* Selected passage:
Allan Taylor (born 28 November 1984) is an English professional snooker player, who comes from Basildon, Essex but resides in Southend. He used to work at a police station in Birkenhead, supporting the police force by studying CCTV footage.

Taylor turned professional in 2013 after being the sixth highest ranked amateur on the PTC Order of Merit, winning a tour card for the 2013–14 and 2014–15 seasons. He then remained on tour until 2019, however upon finishing outside the top 64 he lost his tour card and was unable to re-qualify for the tour through Q School.
He practices and prepares in St Mary's Mens Club.

Career

Debut season
Taylor won just two matches during the 2013–14 season to end his first season on tour ranked world number 123.

2014/2015 season
Taylor lost 6–2 to Anthony McGill in the first round of the UK Championship. A few weeks later he beat Michael Holt 4–3 to qualify for the Indian Open, where he was defeated 4–3 by Li Hang in the first round. At the end of the season Taylor was the world number 107 which would have seen him lose his place on the tour, however he finished 62nd on the European Order of Merit which earned him one of the eight two-year cards on offer for non-qualified players.

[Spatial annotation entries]

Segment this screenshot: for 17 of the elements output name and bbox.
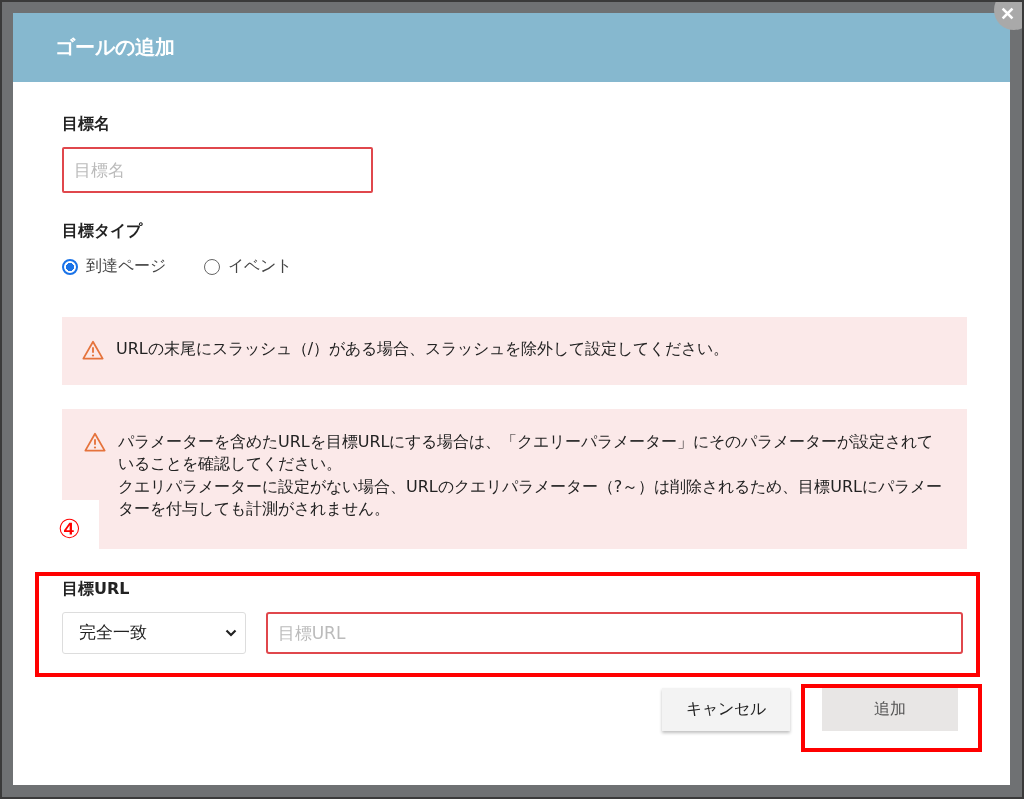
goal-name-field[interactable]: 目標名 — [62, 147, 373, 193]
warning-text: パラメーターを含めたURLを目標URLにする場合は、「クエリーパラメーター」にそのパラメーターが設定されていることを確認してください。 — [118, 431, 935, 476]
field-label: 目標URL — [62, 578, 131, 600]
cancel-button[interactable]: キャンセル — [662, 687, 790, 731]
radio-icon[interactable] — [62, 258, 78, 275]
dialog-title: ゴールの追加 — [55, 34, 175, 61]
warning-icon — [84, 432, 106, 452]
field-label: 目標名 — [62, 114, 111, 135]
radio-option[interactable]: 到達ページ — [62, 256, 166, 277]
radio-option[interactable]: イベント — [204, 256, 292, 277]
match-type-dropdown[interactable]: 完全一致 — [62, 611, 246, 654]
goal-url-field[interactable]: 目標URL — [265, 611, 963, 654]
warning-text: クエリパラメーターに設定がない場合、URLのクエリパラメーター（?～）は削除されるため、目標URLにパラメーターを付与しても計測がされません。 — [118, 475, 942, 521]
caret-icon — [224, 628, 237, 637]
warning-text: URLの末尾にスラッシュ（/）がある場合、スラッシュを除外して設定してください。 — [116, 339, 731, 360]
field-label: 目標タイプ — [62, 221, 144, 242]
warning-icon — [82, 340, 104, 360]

* Description of the task:
Resume the biography of snooker player Allan Taylor, starting after its last sentence. The items are separate material from the snooker player biography.

* Response below:
2015/2016 season
A 5–2 win over Simon Dent and successive last frame deciders against Stuart Carrington and Li Hang saw Taylor reach the final qualifying round for the 2015 Australian Goldfields Open in which he made a 132 break against Mark King, but lost 5–4. He could not win another match until February when, at the Welsh Open, he tasted victory at the venue stage of a ranking event for the first time in his career by defeating Oliver Lines 4–1. Taylor lost 4–2 to Anthony Hamilton in the second round.

2016/2017 season
Taylor qualified for the 2016 Riga Masters, World Open and Indian Open, but was knocked out in the first round of each. He lost in the second round of the Northern Ireland Open and Welsh Open 4–2 to Li Hang and 4–1 to Robin Hull respectively. At the Gibraltar Open, Taylor advanced to the last 32 of a ranking event for the first time with wins over Saqib Nasir and Elliot Slessor. He moved 3–2 ahead of Shaun Murphy, but would be defeated 4–3. Taylor needed to come through Q School to remain on tour as he lost his spot at the end of the season, due to his world ranking of 86. In the last 16 of the first event he needed a snooker when 3–2 down to Daniel Ward. He got it when Ward went in-off and made a 96 in the deciding frame, before whitewashing Sean O'Sullivan 4–0 to earn a new two-year tour card.

Performance and rankings timeline

Career finals

Amateur finals: 2 (2 titles)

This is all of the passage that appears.